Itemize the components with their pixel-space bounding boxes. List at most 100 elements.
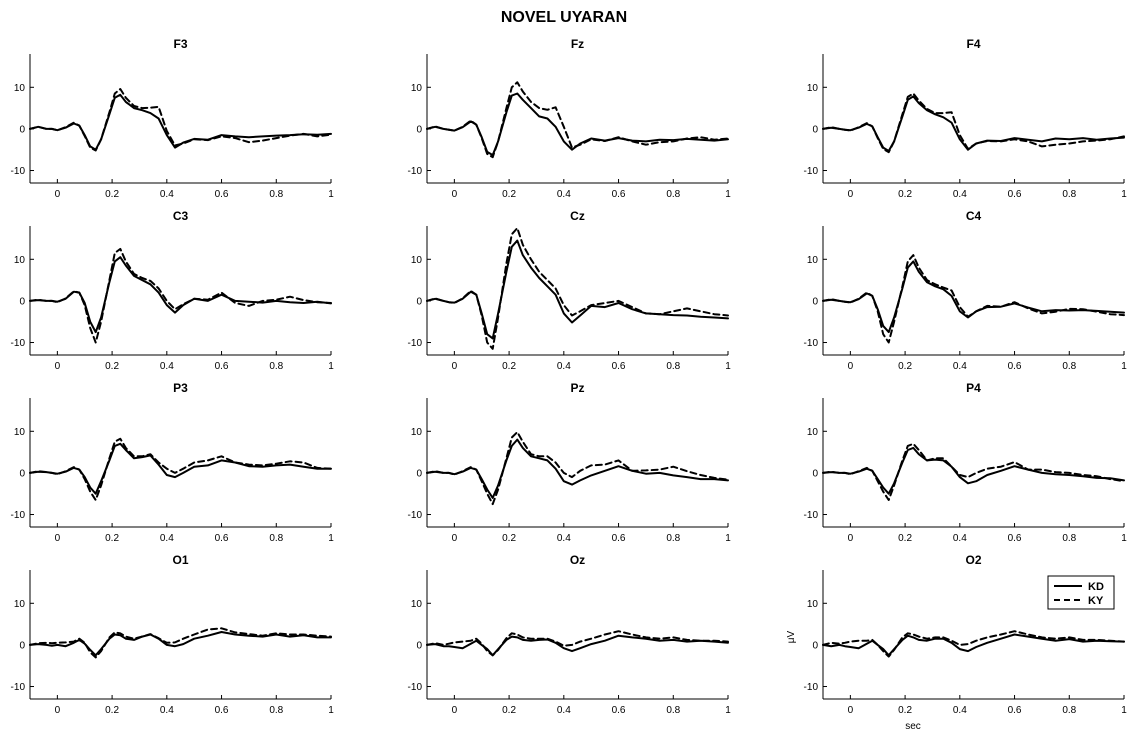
x-tick-label-c4: 0.2	[898, 361, 912, 372]
x-tick-label-o1: 0.8	[269, 705, 283, 716]
y-tick-label-oz: 0	[416, 640, 422, 651]
legend: KD KY	[1047, 575, 1115, 610]
x-tick-label-oz: 0.8	[666, 705, 680, 716]
x-tick-label-pz: 0.6	[612, 533, 626, 544]
x-tick-label-fz: 1	[725, 189, 731, 200]
series-ky-f4	[822, 92, 1125, 154]
legend-ky-label: KY	[1088, 595, 1104, 607]
x-tick-label-f3: 0.4	[160, 189, 174, 200]
panel-title-f4: F4	[966, 37, 980, 51]
panel-title-p3: P3	[173, 381, 188, 395]
y-tick-label-p3: 10	[14, 427, 26, 438]
x-tick-label-p4: 0.2	[898, 533, 912, 544]
y-tick-label-c4: 0	[812, 296, 818, 307]
x-tick-label-fz: 0.4	[557, 189, 571, 200]
x-tick-label-f4: 0.6	[1008, 189, 1022, 200]
x-tick-label-o1: 1	[328, 705, 334, 716]
y-tick-label-c3: -10	[11, 338, 26, 349]
series-kd-oz	[426, 634, 729, 657]
panel-title-oz: Oz	[570, 553, 585, 567]
x-tick-label-pz: 0.2	[502, 533, 516, 544]
panel-title-c4: C4	[966, 209, 982, 223]
x-tick-label-p3: 1	[328, 533, 334, 544]
y-tick-label-p4: 0	[812, 468, 818, 479]
y-tick-label-f4: 0	[812, 124, 818, 135]
panel-f4: F4 -10 0 10 0 0.2 0.4 0.6 0.8 1	[804, 37, 1128, 200]
y-tick-label-c3: 0	[19, 296, 25, 307]
x-tick-label-c3: 0.6	[215, 361, 229, 372]
series-kd-p4	[822, 446, 1125, 495]
panel-title-fz: Fz	[571, 37, 584, 51]
x-tick-label-oz: 0.4	[557, 705, 571, 716]
x-tick-label-f4: 0.2	[898, 189, 912, 200]
series-ky-oz	[426, 630, 729, 657]
x-tick-label-o2: 0.2	[898, 705, 912, 716]
panel-title-p4: P4	[966, 381, 981, 395]
x-tick-label-pz: 0.4	[557, 533, 571, 544]
x-tick-label-p3: 0.2	[105, 533, 119, 544]
series-ky-p4	[822, 442, 1125, 501]
y-tick-label-o2: 0	[812, 640, 818, 651]
x-tick-label-p4: 0	[848, 533, 854, 544]
x-tick-label-p3: 0.8	[269, 533, 283, 544]
panel-cz: Cz -10 0 10 0 0.2 0.4 0.6 0.8 1	[408, 209, 732, 372]
x-tick-label-oz: 0.6	[612, 705, 626, 716]
x-tick-label-cz: 1	[725, 361, 731, 372]
panel-o1: O1 -10 0 10 0 0.2 0.4 0.6 0.8 1	[11, 553, 335, 716]
y-tick-label-c3: 10	[14, 255, 26, 266]
y-tick-label-f3: 0	[19, 124, 25, 135]
panel-pz: Pz -10 0 10 0 0.2 0.4 0.6 0.8 1	[408, 381, 732, 544]
series-ky-f3	[29, 88, 332, 152]
panel-title-pz: Pz	[570, 381, 584, 395]
y-tick-label-p3: -10	[11, 510, 26, 521]
y-tick-label-oz: 10	[411, 599, 423, 610]
series-ky-o1	[29, 627, 332, 659]
x-tick-label-c3: 0.2	[105, 361, 119, 372]
series-kd-o1	[29, 631, 332, 657]
legend-box	[1047, 575, 1115, 610]
y-tick-label-p4: 10	[807, 427, 819, 438]
x-tick-label-p4: 0.8	[1062, 533, 1076, 544]
y-tick-label-p3: 0	[19, 468, 25, 479]
panel-fz: Fz -10 0 10 0 0.2 0.4 0.6 0.8 1	[408, 37, 732, 200]
x-tick-label-fz: 0.8	[666, 189, 680, 200]
y-tick-label-o1: 10	[14, 599, 26, 610]
panel-title-f3: F3	[173, 37, 187, 51]
series-kd-cz	[426, 239, 729, 340]
panel-p4: P4 -10 0 10 0 0.2 0.4 0.6 0.8 1	[804, 381, 1128, 544]
x-tick-label-f3: 0.2	[105, 189, 119, 200]
x-tick-label-o1: 0.2	[105, 705, 119, 716]
y-tick-label-f4: -10	[804, 166, 819, 177]
x-tick-label-f4: 0.4	[953, 189, 967, 200]
x-tick-label-c4: 0.8	[1062, 361, 1076, 372]
y-tick-label-o2: -10	[804, 682, 819, 693]
series-ky-c4	[822, 254, 1125, 344]
x-tick-label-c3: 0.8	[269, 361, 283, 372]
x-tick-label-c4: 1	[1121, 361, 1127, 372]
x-tick-label-c4: 0.6	[1008, 361, 1022, 372]
x-tick-label-oz: 1	[725, 705, 731, 716]
x-tick-label-f4: 0	[848, 189, 854, 200]
x-tick-label-f3: 0	[55, 189, 61, 200]
y-tick-label-f3: 10	[14, 83, 26, 94]
y-tick-label-oz: -10	[408, 682, 423, 693]
x-tick-label-cz: 0.6	[612, 361, 626, 372]
y-tick-label-cz: 0	[416, 296, 422, 307]
series-ky-p3	[29, 437, 332, 501]
y-tick-label-pz: -10	[408, 510, 423, 521]
x-axis-label: sec	[905, 721, 921, 731]
series-ky-o2	[822, 630, 1125, 658]
x-tick-label-c3: 0.4	[160, 361, 174, 372]
x-tick-label-f3: 0.8	[269, 189, 283, 200]
series-kd-o2	[822, 633, 1125, 657]
x-tick-label-p3: 0.4	[160, 533, 174, 544]
y-axis-label: μV	[786, 630, 797, 643]
x-tick-label-o1: 0.4	[160, 705, 174, 716]
x-tick-label-p3: 0	[55, 533, 61, 544]
x-tick-label-o2: 0.4	[953, 705, 967, 716]
x-tick-label-fz: 0.6	[612, 189, 626, 200]
panel-title-o1: O1	[172, 553, 188, 567]
x-tick-label-o2: 0.6	[1008, 705, 1022, 716]
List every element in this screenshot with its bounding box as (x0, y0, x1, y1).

---

Reproduce every line of the items above word for word, leaving out the pictures.

Itemize the components with their pixel-space bounding boxes. List at most 100 elements.
x-tick-label-c4: 0.2	[898, 361, 912, 372]
x-tick-label-o1: 0.8	[269, 705, 283, 716]
y-tick-label-oz: 0	[416, 640, 422, 651]
legend: KD KY	[1047, 575, 1115, 610]
x-tick-label-oz: 0.8	[666, 705, 680, 716]
x-tick-label-pz: 0.6	[612, 533, 626, 544]
x-tick-label-fz: 1	[725, 189, 731, 200]
series-ky-f4	[822, 92, 1125, 154]
legend-ky-label: KY	[1088, 595, 1104, 607]
x-tick-label-f3: 0.4	[160, 189, 174, 200]
panel-title-f4: F4	[966, 37, 980, 51]
panel-title-p3: P3	[173, 381, 188, 395]
y-tick-label-p3: 10	[14, 427, 26, 438]
x-tick-label-p4: 0.2	[898, 533, 912, 544]
y-tick-label-c4: 0	[812, 296, 818, 307]
x-tick-label-fz: 0.4	[557, 189, 571, 200]
x-tick-label-f4: 0.6	[1008, 189, 1022, 200]
x-tick-label-o1: 1	[328, 705, 334, 716]
y-tick-label-c3: -10	[11, 338, 26, 349]
series-kd-oz	[426, 634, 729, 657]
panel-title-oz: Oz	[570, 553, 585, 567]
x-tick-label-pz: 0.2	[502, 533, 516, 544]
panel-title-c4: C4	[966, 209, 982, 223]
x-tick-label-p3: 1	[328, 533, 334, 544]
y-tick-label-p4: 0	[812, 468, 818, 479]
y-tick-label-f4: 0	[812, 124, 818, 135]
panel-f4: F4 -10 0 10 0 0.2 0.4 0.6 0.8 1	[804, 37, 1128, 200]
y-tick-label-c3: 0	[19, 296, 25, 307]
x-tick-label-c3: 0.6	[215, 361, 229, 372]
series-kd-p4	[822, 446, 1125, 495]
panel-title-fz: Fz	[571, 37, 584, 51]
x-tick-label-oz: 0.4	[557, 705, 571, 716]
x-tick-label-f4: 0.2	[898, 189, 912, 200]
series-ky-oz	[426, 630, 729, 657]
x-tick-label-o2: 0.2	[898, 705, 912, 716]
panel-title-p4: P4	[966, 381, 981, 395]
x-tick-label-pz: 0.4	[557, 533, 571, 544]
x-tick-label-p3: 0.2	[105, 533, 119, 544]
series-ky-p4	[822, 442, 1125, 501]
y-tick-label-o2: 0	[812, 640, 818, 651]
x-tick-label-p4: 0	[848, 533, 854, 544]
x-tick-label-p3: 0.8	[269, 533, 283, 544]
panel-cz: Cz -10 0 10 0 0.2 0.4 0.6 0.8 1	[408, 209, 732, 372]
x-tick-label-oz: 0.6	[612, 705, 626, 716]
x-tick-label-cz: 1	[725, 361, 731, 372]
panel-o1: O1 -10 0 10 0 0.2 0.4 0.6 0.8 1	[11, 553, 335, 716]
y-tick-label-c3: 10	[14, 255, 26, 266]
y-tick-label-f3: 0	[19, 124, 25, 135]
panel-pz: Pz -10 0 10 0 0.2 0.4 0.6 0.8 1	[408, 381, 732, 544]
series-ky-f3	[29, 88, 332, 152]
panel-title-pz: Pz	[570, 381, 584, 395]
y-tick-label-p3: -10	[11, 510, 26, 521]
y-tick-label-oz: 10	[411, 599, 423, 610]
series-ky-o1	[29, 627, 332, 659]
x-tick-label-c3: 0.2	[105, 361, 119, 372]
series-kd-o1	[29, 631, 332, 657]
legend-box	[1047, 575, 1115, 610]
y-tick-label-p4: 10	[807, 427, 819, 438]
x-tick-label-p4: 0.8	[1062, 533, 1076, 544]
y-tick-label-p3: 0	[19, 468, 25, 479]
panel-fz: Fz -10 0 10 0 0.2 0.4 0.6 0.8 1	[408, 37, 732, 200]
x-tick-label-fz: 0.8	[666, 189, 680, 200]
y-tick-label-o1: 10	[14, 599, 26, 610]
panel-title-f3: F3	[173, 37, 187, 51]
series-kd-cz	[426, 239, 729, 340]
panel-p4: P4 -10 0 10 0 0.2 0.4 0.6 0.8 1	[804, 381, 1128, 544]
x-tick-label-f3: 0.2	[105, 189, 119, 200]
x-tick-label-o1: 0.2	[105, 705, 119, 716]
y-tick-label-f4: -10	[804, 166, 819, 177]
x-tick-label-f4: 0.4	[953, 189, 967, 200]
x-tick-label-c4: 0.8	[1062, 361, 1076, 372]
y-tick-label-o2: -10	[804, 682, 819, 693]
series-ky-c4	[822, 254, 1125, 344]
x-tick-label-c3: 0.8	[269, 361, 283, 372]
x-tick-label-c4: 1	[1121, 361, 1127, 372]
x-tick-label-c4: 0.6	[1008, 361, 1022, 372]
x-tick-label-oz: 1	[725, 705, 731, 716]
x-tick-label-f4: 0	[848, 189, 854, 200]
x-tick-label-f3: 0	[55, 189, 61, 200]
y-tick-label-f3: 10	[14, 83, 26, 94]
y-tick-label-oz: -10	[408, 682, 423, 693]
x-tick-label-cz: 0.6	[612, 361, 626, 372]
y-tick-label-cz: 0	[416, 296, 422, 307]
series-ky-p3	[29, 437, 332, 501]
y-tick-label-pz: -10	[408, 510, 423, 521]
x-axis-label: sec	[905, 721, 921, 731]
series-ky-o2	[822, 630, 1125, 658]
x-tick-label-c3: 0.4	[160, 361, 174, 372]
x-tick-label-f3: 0.8	[269, 189, 283, 200]
series-kd-o2	[822, 633, 1125, 657]
x-tick-label-p3: 0.4	[160, 533, 174, 544]
y-axis-label: μV	[786, 630, 797, 643]
x-tick-label-o1: 0.4	[160, 705, 174, 716]
x-tick-label-p3: 0	[55, 533, 61, 544]
x-tick-label-o2: 0.4	[953, 705, 967, 716]
x-tick-label-fz: 0.6	[612, 189, 626, 200]
panel-title-o1: O1	[172, 553, 188, 567]
x-tick-label-o2: 0.6	[1008, 705, 1022, 716]
List every element in this screenshot with its bounding box as (x0, y0, x1, y1).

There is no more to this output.